Page transcription entries:
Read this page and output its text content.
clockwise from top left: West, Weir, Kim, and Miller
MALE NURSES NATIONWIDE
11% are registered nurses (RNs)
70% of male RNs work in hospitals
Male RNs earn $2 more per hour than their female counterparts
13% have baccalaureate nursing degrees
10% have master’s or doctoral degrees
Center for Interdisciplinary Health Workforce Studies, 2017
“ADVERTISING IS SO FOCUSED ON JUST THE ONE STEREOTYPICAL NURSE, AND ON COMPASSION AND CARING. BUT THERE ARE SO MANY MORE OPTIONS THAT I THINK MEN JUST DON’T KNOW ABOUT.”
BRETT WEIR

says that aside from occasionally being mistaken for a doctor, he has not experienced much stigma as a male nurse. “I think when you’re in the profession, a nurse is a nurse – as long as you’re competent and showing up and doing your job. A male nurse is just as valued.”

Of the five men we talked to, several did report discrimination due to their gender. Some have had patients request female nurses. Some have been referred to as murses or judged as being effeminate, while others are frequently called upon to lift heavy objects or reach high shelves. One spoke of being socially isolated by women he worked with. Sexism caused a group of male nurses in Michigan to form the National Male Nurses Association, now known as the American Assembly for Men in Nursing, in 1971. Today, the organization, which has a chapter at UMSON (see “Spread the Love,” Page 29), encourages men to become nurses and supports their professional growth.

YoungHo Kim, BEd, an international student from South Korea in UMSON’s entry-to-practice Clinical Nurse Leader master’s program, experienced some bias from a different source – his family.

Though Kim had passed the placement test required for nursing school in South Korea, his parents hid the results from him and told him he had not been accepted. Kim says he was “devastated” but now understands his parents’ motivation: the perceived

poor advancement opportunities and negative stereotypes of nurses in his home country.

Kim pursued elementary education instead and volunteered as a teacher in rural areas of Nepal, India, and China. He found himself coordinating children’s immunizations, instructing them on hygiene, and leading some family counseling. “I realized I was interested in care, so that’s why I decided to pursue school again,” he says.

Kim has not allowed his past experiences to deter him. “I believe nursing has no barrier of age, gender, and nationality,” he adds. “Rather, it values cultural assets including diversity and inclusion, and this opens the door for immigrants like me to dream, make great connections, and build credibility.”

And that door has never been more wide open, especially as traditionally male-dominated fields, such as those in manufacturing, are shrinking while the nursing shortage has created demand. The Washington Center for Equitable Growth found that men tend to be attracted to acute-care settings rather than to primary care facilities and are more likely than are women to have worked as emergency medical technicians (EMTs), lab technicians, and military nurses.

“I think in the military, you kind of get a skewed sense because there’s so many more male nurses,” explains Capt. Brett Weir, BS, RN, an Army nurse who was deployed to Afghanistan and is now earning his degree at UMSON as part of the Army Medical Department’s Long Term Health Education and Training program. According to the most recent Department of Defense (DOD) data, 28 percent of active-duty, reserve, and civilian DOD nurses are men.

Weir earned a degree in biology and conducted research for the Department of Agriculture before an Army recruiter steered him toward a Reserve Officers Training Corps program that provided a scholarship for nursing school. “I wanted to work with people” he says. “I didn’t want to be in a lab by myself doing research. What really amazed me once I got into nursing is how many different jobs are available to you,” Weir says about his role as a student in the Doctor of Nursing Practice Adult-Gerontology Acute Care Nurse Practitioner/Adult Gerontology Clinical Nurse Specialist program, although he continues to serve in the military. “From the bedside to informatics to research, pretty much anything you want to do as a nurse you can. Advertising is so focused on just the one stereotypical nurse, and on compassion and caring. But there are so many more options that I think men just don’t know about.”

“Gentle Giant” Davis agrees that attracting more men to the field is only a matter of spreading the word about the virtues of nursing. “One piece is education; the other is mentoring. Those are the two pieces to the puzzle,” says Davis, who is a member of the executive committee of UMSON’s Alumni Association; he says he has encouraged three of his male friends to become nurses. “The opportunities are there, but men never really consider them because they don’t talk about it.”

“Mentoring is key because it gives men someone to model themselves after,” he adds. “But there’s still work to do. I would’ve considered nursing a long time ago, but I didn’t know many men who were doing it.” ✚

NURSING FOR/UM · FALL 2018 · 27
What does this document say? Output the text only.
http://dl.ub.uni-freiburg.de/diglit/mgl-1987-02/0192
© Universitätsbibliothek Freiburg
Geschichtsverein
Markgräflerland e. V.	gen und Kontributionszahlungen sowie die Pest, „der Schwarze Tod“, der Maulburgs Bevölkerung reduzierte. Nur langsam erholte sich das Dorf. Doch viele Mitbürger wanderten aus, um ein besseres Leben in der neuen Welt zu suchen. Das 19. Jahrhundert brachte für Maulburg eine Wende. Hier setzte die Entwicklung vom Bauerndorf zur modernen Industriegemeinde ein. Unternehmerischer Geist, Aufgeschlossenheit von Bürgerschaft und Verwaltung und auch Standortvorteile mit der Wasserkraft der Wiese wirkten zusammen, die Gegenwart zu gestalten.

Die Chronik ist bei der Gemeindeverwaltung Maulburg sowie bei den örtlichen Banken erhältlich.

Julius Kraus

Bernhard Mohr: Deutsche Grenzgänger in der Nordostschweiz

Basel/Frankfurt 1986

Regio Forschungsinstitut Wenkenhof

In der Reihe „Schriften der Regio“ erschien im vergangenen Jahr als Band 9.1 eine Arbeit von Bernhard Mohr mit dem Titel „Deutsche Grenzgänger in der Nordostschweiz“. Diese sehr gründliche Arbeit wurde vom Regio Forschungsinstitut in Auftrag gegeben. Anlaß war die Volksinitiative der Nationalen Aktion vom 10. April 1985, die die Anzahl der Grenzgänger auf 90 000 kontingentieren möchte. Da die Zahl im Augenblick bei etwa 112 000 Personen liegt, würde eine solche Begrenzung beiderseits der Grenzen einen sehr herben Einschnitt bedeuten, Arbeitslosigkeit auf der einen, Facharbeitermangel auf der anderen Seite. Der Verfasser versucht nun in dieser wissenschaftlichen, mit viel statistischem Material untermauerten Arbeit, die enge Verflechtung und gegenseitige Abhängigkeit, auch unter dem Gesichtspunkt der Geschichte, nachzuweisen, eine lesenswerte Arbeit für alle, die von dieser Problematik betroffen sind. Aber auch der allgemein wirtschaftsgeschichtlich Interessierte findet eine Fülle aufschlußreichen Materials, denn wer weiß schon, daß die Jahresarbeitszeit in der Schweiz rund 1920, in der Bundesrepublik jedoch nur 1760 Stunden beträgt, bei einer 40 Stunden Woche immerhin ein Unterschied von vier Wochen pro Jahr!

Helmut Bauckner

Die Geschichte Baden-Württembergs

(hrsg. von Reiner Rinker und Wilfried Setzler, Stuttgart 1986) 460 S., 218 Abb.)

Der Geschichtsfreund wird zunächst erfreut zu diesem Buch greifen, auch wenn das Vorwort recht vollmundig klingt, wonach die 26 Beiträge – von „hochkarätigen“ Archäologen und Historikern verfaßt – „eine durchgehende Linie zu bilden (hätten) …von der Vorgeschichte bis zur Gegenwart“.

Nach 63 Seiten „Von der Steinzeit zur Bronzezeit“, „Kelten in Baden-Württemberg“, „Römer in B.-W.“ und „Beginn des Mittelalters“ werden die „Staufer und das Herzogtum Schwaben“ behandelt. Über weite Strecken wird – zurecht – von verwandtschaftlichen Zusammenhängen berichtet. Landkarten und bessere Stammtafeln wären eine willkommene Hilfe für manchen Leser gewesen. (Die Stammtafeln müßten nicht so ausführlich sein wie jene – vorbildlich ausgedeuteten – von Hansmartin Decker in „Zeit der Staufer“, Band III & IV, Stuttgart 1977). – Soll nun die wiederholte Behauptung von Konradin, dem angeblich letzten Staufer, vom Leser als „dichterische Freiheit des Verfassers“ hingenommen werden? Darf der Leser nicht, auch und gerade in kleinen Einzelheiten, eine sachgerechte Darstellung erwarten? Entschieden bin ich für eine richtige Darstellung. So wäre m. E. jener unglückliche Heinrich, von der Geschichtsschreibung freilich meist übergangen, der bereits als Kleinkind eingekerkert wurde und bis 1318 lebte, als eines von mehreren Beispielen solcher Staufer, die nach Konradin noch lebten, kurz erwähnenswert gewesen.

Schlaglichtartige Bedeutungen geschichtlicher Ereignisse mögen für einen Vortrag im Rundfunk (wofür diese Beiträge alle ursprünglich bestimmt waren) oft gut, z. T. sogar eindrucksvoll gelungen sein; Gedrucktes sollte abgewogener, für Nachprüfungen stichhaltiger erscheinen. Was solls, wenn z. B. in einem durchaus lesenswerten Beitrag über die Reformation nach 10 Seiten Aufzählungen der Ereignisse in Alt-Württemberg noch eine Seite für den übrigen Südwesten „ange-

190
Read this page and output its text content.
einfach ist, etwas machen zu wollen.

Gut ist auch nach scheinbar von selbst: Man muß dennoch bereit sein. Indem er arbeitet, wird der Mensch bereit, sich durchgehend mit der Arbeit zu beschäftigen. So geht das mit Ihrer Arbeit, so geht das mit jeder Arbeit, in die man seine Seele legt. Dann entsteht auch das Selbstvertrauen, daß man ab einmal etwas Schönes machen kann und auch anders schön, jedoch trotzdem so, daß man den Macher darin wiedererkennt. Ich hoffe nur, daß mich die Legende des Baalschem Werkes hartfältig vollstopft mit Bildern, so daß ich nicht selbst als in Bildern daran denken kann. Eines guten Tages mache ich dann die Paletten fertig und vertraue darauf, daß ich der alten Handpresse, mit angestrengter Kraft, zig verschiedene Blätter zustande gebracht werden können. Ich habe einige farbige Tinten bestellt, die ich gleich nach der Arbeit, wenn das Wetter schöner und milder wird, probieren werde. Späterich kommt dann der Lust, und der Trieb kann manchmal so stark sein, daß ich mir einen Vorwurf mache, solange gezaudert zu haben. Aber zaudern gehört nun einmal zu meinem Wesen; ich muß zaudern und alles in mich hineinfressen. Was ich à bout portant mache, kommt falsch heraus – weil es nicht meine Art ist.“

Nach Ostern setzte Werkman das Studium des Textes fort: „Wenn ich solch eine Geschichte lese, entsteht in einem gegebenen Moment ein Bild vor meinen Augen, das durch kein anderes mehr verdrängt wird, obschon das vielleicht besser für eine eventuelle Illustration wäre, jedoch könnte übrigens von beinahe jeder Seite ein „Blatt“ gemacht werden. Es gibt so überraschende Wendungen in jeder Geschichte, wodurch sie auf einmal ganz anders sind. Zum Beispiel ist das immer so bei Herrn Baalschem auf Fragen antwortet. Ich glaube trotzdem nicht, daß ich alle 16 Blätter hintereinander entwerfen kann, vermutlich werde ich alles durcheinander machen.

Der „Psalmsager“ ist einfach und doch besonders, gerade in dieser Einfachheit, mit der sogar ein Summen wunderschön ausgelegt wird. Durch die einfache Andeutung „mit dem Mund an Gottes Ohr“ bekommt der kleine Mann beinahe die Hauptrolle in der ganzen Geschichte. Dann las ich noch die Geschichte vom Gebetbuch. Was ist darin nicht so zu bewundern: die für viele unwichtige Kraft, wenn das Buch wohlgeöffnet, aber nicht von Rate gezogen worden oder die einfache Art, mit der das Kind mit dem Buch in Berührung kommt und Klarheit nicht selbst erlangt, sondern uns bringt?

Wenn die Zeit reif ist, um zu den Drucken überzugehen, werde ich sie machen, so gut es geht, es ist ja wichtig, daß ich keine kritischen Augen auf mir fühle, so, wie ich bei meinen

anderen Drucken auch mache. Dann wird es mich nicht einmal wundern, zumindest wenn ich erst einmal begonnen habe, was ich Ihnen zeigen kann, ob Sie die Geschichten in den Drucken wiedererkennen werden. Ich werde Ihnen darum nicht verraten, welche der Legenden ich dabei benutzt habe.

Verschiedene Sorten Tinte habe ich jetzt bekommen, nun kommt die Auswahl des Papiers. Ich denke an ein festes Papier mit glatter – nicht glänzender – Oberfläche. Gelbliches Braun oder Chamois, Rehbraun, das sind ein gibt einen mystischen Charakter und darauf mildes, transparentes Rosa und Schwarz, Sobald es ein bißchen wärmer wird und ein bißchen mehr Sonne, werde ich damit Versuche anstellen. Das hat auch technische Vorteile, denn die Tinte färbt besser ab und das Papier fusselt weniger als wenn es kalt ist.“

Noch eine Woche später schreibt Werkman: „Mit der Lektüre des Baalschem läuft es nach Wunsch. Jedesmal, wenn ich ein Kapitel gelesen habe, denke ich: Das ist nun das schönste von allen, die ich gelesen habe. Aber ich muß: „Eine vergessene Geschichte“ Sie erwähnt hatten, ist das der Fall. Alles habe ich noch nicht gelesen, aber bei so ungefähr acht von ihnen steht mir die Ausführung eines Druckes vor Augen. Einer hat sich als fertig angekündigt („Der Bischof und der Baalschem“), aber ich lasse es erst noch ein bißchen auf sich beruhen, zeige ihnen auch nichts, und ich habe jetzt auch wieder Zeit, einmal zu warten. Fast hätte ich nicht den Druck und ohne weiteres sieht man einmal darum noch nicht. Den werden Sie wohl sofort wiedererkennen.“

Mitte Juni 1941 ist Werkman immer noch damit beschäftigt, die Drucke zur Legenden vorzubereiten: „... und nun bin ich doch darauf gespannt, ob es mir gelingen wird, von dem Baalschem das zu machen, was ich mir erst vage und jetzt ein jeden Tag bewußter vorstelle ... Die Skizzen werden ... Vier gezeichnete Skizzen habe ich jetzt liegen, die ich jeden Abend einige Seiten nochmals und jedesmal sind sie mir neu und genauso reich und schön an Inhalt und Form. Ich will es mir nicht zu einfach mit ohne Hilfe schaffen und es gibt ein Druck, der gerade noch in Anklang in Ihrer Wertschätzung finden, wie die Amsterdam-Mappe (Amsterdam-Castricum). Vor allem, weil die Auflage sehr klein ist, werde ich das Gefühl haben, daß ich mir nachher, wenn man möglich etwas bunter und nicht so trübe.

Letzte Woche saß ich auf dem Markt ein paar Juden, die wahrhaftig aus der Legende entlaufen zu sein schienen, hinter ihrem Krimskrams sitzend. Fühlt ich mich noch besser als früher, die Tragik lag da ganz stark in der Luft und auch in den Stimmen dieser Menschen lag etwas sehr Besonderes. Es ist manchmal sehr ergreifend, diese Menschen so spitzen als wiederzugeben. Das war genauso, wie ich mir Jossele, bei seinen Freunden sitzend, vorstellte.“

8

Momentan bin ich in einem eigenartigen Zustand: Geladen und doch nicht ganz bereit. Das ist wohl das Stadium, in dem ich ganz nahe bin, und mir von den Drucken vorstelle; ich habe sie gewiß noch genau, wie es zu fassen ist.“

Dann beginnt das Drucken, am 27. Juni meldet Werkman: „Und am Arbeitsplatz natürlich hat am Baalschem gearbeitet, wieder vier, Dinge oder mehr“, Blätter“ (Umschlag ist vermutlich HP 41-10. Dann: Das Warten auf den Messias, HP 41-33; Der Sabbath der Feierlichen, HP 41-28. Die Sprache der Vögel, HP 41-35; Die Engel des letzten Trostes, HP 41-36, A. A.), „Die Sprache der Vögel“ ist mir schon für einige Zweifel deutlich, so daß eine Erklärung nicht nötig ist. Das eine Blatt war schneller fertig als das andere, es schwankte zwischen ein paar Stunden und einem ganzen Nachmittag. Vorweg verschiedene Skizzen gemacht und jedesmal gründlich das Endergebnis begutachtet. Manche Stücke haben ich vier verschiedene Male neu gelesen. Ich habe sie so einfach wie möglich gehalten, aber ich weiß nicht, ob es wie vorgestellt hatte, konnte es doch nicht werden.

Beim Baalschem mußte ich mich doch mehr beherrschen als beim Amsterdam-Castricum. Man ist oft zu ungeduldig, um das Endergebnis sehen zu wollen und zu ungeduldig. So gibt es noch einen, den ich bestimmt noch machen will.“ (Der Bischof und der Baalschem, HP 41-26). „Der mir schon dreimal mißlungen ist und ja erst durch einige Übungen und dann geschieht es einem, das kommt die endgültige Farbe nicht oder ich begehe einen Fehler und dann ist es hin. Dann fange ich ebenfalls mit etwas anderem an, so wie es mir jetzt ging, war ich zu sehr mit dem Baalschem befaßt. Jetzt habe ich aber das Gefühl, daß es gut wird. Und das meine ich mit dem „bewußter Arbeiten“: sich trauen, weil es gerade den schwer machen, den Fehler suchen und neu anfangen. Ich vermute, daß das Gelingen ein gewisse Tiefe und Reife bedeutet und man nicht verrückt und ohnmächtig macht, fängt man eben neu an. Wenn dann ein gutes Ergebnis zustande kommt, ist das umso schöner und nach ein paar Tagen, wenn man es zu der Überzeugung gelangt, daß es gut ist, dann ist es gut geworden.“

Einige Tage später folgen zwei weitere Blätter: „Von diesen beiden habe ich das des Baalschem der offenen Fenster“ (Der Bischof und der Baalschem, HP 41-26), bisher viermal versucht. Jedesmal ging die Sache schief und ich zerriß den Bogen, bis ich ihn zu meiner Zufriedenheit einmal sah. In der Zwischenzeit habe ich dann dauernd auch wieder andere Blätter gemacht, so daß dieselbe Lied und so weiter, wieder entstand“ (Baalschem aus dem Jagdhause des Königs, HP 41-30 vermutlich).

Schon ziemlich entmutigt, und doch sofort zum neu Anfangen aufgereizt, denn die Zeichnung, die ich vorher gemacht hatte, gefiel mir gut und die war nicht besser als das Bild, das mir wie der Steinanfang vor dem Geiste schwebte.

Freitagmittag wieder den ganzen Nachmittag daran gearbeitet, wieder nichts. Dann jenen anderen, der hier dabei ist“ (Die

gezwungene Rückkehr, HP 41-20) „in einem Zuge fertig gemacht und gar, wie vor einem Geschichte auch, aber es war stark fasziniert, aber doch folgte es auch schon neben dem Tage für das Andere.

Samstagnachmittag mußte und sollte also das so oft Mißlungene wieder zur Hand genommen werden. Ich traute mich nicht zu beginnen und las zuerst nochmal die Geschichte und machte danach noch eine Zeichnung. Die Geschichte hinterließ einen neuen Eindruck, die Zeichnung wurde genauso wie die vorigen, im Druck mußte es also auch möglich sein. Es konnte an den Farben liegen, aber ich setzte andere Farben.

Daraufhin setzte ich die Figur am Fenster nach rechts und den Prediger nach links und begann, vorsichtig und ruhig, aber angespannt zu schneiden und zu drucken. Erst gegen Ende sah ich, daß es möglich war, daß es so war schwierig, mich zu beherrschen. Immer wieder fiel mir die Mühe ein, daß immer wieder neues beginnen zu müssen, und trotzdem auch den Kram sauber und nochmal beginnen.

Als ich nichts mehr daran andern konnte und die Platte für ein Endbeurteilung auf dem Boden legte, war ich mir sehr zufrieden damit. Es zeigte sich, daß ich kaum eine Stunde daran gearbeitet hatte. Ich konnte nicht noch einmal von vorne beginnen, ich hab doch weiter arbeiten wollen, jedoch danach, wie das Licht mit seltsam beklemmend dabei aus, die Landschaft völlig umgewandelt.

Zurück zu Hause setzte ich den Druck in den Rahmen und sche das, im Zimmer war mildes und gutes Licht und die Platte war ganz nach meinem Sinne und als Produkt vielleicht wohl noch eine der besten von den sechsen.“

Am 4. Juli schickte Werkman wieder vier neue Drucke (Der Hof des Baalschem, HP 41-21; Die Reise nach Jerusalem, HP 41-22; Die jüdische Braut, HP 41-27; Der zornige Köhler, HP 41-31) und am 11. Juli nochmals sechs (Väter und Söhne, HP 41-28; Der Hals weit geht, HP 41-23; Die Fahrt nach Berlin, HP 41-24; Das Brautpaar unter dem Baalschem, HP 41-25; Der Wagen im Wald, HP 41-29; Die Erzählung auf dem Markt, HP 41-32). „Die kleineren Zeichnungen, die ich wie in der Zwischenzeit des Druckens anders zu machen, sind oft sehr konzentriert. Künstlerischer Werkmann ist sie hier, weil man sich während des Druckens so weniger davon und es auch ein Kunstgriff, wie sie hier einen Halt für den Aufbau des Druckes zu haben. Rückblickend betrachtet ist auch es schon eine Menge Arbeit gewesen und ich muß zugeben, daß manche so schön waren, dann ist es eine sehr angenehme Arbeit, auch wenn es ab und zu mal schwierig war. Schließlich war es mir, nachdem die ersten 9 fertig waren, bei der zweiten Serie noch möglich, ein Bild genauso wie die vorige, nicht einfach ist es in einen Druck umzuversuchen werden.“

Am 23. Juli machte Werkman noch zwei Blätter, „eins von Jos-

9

#### Exercise aim
Where in the records does the word "meinen" appear? Copy each line that holds it.

#### Output below
Nach Ostern setzte Werkman das Studium des Textes fort: „Wenn ich solch eine Geschichte lese, entsteht in einem gegebenen Moment ein Bild vor meinen Augen, das durch kein anderes mehr verdrängt wird, obschon das vielleicht besser für eine eventuelle Illustration wäre, jedoch könnte übrigens von beinahe jeder Seite ein „Blatt“ gemacht werden. Es gibt so überraschende Wendungen in jeder Geschichte, wodurch sie auf einmal ganz anders sind. Zum Beispiel ist das immer so bei Herrn Baalschem auf Fragen antwortet. Ich glaube trotzdem nicht, daß ich alle 16 Blätter hintereinander entwerfen kann, vermutlich werde ich alles durcheinander machen.
Wenn die Zeit reif ist, um zu den Drucken überzugehen, werde ich sie machen, so gut es geht, es ist ja wichtig, daß ich keine kritischen Augen auf mir fühle, so, wie ich bei meinen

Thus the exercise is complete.